Extracted data entries:
==========

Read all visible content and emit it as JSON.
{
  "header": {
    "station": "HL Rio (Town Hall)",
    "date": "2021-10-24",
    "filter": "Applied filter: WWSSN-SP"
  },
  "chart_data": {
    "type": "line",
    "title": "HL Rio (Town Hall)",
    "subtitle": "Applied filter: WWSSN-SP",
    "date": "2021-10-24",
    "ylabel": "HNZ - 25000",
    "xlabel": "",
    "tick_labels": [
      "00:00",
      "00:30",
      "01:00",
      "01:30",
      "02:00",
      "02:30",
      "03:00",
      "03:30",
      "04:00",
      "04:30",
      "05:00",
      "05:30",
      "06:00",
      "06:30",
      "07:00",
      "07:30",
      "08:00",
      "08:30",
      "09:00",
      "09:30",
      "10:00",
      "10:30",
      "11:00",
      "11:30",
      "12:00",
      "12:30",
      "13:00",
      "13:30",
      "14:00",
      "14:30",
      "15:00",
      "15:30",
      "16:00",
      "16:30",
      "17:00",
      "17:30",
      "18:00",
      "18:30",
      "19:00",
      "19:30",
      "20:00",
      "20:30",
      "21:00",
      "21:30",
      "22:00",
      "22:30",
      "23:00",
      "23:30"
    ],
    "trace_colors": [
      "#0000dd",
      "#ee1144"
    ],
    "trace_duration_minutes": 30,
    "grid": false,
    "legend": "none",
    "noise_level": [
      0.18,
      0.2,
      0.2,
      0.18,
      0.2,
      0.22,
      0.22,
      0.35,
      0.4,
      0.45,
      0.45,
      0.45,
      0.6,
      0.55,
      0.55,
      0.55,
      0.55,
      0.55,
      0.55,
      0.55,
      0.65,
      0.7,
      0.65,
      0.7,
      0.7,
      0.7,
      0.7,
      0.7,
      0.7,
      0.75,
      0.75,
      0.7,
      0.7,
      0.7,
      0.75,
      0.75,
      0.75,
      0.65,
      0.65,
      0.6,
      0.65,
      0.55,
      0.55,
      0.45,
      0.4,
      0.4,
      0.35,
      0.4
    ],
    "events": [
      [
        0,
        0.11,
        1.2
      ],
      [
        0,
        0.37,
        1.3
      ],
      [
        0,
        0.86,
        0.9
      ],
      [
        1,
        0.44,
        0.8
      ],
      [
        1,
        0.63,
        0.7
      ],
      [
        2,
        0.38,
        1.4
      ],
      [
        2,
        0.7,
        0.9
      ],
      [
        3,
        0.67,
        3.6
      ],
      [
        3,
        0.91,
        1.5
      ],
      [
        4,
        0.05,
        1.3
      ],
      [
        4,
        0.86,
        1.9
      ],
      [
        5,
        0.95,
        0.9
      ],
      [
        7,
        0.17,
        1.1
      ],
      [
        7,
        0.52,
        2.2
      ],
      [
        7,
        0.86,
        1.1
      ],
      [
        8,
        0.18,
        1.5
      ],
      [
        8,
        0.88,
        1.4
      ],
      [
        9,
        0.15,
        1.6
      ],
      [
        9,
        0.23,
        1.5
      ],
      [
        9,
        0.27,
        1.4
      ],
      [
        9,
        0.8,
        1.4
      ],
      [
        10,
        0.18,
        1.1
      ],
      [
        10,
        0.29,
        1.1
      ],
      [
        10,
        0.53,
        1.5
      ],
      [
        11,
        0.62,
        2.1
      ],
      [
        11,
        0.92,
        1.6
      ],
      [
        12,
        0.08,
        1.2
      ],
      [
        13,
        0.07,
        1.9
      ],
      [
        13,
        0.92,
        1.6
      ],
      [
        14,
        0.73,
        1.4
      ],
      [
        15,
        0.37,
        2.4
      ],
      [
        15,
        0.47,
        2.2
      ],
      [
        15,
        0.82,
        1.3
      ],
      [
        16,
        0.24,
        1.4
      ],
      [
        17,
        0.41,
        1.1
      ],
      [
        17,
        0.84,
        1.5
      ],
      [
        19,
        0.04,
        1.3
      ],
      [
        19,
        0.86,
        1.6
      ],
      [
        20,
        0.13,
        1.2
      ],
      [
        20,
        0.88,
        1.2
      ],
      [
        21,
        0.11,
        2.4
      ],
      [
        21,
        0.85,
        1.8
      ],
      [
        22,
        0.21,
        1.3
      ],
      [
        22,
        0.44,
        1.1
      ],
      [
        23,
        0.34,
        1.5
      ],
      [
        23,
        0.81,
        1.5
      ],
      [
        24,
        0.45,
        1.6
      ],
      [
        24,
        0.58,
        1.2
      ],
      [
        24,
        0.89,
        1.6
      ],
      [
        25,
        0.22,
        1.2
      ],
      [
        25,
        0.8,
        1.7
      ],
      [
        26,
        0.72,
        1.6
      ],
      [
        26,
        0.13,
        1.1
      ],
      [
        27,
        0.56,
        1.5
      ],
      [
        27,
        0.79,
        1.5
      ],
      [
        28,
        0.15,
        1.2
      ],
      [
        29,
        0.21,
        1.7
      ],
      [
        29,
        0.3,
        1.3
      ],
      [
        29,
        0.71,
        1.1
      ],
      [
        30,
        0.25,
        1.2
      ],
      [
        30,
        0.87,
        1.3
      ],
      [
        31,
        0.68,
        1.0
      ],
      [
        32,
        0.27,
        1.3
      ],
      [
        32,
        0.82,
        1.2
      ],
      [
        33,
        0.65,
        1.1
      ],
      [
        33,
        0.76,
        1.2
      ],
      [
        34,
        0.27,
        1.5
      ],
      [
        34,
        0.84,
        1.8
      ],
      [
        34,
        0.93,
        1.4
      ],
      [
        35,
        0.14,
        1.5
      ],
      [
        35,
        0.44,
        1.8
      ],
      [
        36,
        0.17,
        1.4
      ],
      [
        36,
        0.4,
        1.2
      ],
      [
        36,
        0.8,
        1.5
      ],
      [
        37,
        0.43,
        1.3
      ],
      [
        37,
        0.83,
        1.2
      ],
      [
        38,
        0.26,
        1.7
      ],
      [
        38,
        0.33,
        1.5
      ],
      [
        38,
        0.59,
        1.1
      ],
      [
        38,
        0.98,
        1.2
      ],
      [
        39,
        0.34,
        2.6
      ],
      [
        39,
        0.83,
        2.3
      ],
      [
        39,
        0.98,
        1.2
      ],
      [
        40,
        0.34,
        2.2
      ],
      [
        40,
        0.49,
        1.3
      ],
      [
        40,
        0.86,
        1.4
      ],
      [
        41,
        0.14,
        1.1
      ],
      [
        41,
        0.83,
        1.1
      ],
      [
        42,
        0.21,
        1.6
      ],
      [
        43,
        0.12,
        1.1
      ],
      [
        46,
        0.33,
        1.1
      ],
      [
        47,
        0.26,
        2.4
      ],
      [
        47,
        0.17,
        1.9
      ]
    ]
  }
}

==========

REQUEST:
Pull out each line of the entries that contains "Hall".

EXERCISE SOLUTION:
    "station": "HL Rio (Town Hall)",
    "title": "HL Rio (Town Hall)",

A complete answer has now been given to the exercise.